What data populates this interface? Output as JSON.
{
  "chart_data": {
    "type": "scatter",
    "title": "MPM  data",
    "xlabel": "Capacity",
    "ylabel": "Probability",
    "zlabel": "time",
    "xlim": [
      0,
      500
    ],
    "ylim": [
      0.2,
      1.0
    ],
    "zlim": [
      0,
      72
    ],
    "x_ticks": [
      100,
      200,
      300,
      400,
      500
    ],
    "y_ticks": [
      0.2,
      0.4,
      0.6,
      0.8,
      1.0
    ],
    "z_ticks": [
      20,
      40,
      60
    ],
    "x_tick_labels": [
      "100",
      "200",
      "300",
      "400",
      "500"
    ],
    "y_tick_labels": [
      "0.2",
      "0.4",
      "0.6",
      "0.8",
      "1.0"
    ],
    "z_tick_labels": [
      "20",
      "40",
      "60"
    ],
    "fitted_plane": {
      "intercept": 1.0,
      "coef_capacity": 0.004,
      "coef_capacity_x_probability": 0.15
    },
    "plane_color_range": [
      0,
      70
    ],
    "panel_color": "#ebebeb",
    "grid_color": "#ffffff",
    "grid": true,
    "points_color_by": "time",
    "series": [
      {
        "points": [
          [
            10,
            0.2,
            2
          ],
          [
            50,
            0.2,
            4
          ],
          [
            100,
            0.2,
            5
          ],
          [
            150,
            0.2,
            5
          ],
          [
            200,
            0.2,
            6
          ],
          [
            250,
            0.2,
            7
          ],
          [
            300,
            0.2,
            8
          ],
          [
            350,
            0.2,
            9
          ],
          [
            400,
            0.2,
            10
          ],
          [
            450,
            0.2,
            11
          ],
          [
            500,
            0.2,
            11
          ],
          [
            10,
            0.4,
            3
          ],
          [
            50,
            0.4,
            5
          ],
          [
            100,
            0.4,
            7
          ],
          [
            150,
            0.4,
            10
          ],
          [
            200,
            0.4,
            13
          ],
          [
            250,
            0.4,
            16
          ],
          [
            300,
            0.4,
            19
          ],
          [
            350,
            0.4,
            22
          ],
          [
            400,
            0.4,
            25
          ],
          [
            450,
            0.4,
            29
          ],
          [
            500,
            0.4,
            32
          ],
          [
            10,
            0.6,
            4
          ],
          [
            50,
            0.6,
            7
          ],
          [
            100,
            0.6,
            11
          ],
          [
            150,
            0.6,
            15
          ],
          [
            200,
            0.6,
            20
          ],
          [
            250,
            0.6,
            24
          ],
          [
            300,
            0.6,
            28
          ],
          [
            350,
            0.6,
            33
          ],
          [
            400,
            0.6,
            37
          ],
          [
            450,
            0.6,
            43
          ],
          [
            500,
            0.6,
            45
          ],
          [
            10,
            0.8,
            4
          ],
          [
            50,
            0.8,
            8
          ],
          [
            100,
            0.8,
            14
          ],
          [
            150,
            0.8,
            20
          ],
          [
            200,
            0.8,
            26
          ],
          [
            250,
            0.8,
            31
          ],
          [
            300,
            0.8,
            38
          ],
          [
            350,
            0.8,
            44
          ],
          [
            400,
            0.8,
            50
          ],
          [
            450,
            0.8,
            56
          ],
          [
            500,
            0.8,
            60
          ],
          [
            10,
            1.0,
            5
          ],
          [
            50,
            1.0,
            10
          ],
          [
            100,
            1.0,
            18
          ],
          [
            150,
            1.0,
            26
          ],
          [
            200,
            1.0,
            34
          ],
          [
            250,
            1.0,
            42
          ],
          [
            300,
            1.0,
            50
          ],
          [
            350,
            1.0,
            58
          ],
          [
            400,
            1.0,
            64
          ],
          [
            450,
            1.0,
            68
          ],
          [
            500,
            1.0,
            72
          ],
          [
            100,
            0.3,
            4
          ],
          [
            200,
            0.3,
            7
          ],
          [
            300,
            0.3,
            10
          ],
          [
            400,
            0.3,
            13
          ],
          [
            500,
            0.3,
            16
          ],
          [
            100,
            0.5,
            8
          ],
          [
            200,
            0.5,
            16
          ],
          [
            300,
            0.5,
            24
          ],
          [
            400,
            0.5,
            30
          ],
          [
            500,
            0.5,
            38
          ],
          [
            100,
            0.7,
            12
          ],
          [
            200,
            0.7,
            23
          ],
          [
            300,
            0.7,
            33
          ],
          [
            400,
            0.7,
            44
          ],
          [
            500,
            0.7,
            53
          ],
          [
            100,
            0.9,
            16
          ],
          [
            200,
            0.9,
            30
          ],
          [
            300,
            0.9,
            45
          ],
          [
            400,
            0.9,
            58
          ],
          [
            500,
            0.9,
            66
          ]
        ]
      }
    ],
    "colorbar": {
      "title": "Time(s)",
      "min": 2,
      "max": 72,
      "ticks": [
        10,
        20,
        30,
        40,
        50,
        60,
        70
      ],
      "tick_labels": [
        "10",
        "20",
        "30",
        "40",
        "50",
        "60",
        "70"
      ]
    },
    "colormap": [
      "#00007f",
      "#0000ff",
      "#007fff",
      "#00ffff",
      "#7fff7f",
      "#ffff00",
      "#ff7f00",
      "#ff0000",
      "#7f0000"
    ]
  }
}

What you are asked to do » All of the entries must be quoted exactly; please include each one.

Right answer »
What data populates this interface? Output as JSON.
{
  "chart_data": {
    "type": "scatter",
    "title": "MPM  data",
    "xlabel": "Capacity",
    "ylabel": "Probability",
    "zlabel": "time",
    "xlim": [
      0,
      500
    ],
    "ylim": [
      0.2,
      1.0
    ],
    "zlim": [
      0,
      72
    ],
    "x_ticks": [
      100,
      200,
      300,
      400,
      500
    ],
    "y_ticks": [
      0.2,
      0.4,
      0.6,
      0.8,
      1.0
    ],
    "z_ticks": [
      20,
      40,
      60
    ],
    "x_tick_labels": [
      "100",
      "200",
      "300",
      "400",
      "500"
    ],
    "y_tick_labels": [
      "0.2",
      "0.4",
      "0.6",
      "0.8",
      "1.0"
    ],
    "z_tick_labels": [
      "20",
      "40",
      "60"
    ],
    "fitted_plane": {
      "intercept": 1.0,
      "coef_capacity": 0.004,
      "coef_capacity_x_probability": 0.15
    },
    "plane_color_range": [
      0,
      70
    ],
    "panel_color": "#ebebeb",
    "grid_color": "#ffffff",
    "grid": true,
    "points_color_by": "time",
    "series": [
      {
        "points": [
          [
            10,
            0.2,
            2
          ],
          [
            50,
            0.2,
            4
          ],
          [
            100,
            0.2,
            5
          ],
          [
            150,
            0.2,
            5
          ],
          [
            200,
            0.2,
            6
          ],
          [
            250,
            0.2,
            7
          ],
          [
            300,
            0.2,
            8
          ],
          [
            350,
            0.2,
            9
          ],
          [
            400,
            0.2,
            10
          ],
          [
            450,
            0.2,
            11
          ],
          [
            500,
            0.2,
            11
          ],
          [
            10,
            0.4,
            3
          ],
          [
            50,
            0.4,
            5
          ],
          [
            100,
            0.4,
            7
          ],
          [
            150,
            0.4,
            10
          ],
          [
            200,
            0.4,
            13
          ],
          [
            250,
            0.4,
            16
          ],
          [
            300,
            0.4,
            19
          ],
          [
            350,
            0.4,
            22
          ],
          [
            400,
            0.4,
            25
          ],
          [
            450,
            0.4,
            29
          ],
          [
            500,
            0.4,
            32
          ],
          [
            10,
            0.6,
            4
          ],
          [
            50,
            0.6,
            7
          ],
          [
            100,
            0.6,
            11
          ],
          [
            150,
            0.6,
            15
          ],
          [
            200,
            0.6,
            20
          ],
          [
            250,
            0.6,
            24
          ],
          [
            300,
            0.6,
            28
          ],
          [
            350,
            0.6,
            33
          ],
          [
            400,
            0.6,
            37
          ],
          [
            450,
            0.6,
            43
          ],
          [
            500,
            0.6,
            45
          ],
          [
            10,
            0.8,
            4
          ],
          [
            50,
            0.8,
            8
          ],
          [
            100,
            0.8,
            14
          ],
          [
            150,
            0.8,
            20
          ],
          [
            200,
            0.8,
            26
          ],
          [
            250,
            0.8,
            31
          ],
          [
            300,
            0.8,
            38
          ],
          [
            350,
            0.8,
            44
          ],
          [
            400,
            0.8,
            50
          ],
          [
            450,
            0.8,
            56
          ],
          [
            500,
            0.8,
            60
          ],
          [
            10,
            1.0,
            5
          ],
          [
            50,
            1.0,
            10
          ],
          [
            100,
            1.0,
            18
          ],
          [
            150,
            1.0,
            26
          ],
          [
            200,
            1.0,
            34
          ],
          [
            250,
            1.0,
            42
          ],
          [
            300,
            1.0,
            50
          ],
          [
            350,
            1.0,
            58
          ],
          [
            400,
            1.0,
            64
          ],
          [
            450,
            1.0,
            68
          ],
          [
            500,
            1.0,
            72
          ],
          [
            100,
            0.3,
            4
          ],
          [
            200,
            0.3,
            7
          ],
          [
            300,
            0.3,
            10
          ],
          [
            400,
            0.3,
            13
          ],
          [
            500,
            0.3,
            16
          ],
          [
            100,
            0.5,
            8
          ],
          [
            200,
            0.5,
            16
          ],
          [
            300,
            0.5,
            24
          ],
          [
            400,
            0.5,
            30
          ],
          [
            500,
            0.5,
            38
          ],
          [
            100,
            0.7,
            12
          ],
          [
            200,
            0.7,
            23
          ],
          [
            300,
            0.7,
            33
          ],
          [
            400,
            0.7,
            44
          ],
          [
            500,
            0.7,
            53
          ],
          [
            100,
            0.9,
            16
          ],
          [
            200,
            0.9,
            30
          ],
          [
            300,
            0.9,
            45
          ],
          [
            400,
            0.9,
            58
          ],
          [
            500,
            0.9,
            66
          ]
        ]
      }
    ],
    "colorbar": {
      "title": "Time(s)",
      "min": 2,
      "max": 72,
      "ticks": [
        10,
        20,
        30,
        40,
        50,
        60,
        70
      ],
      "tick_labels": [
        "10",
        "20",
        "30",
        "40",
        "50",
        "60",
        "70"
      ]
    },
    "colormap": [
      "#00007f",
      "#0000ff",
      "#007fff",
      "#00ffff",
      "#7fff7f",
      "#ffff00",
      "#ff7f00",
      "#ff0000",
      "#7f0000"
    ]
  }
}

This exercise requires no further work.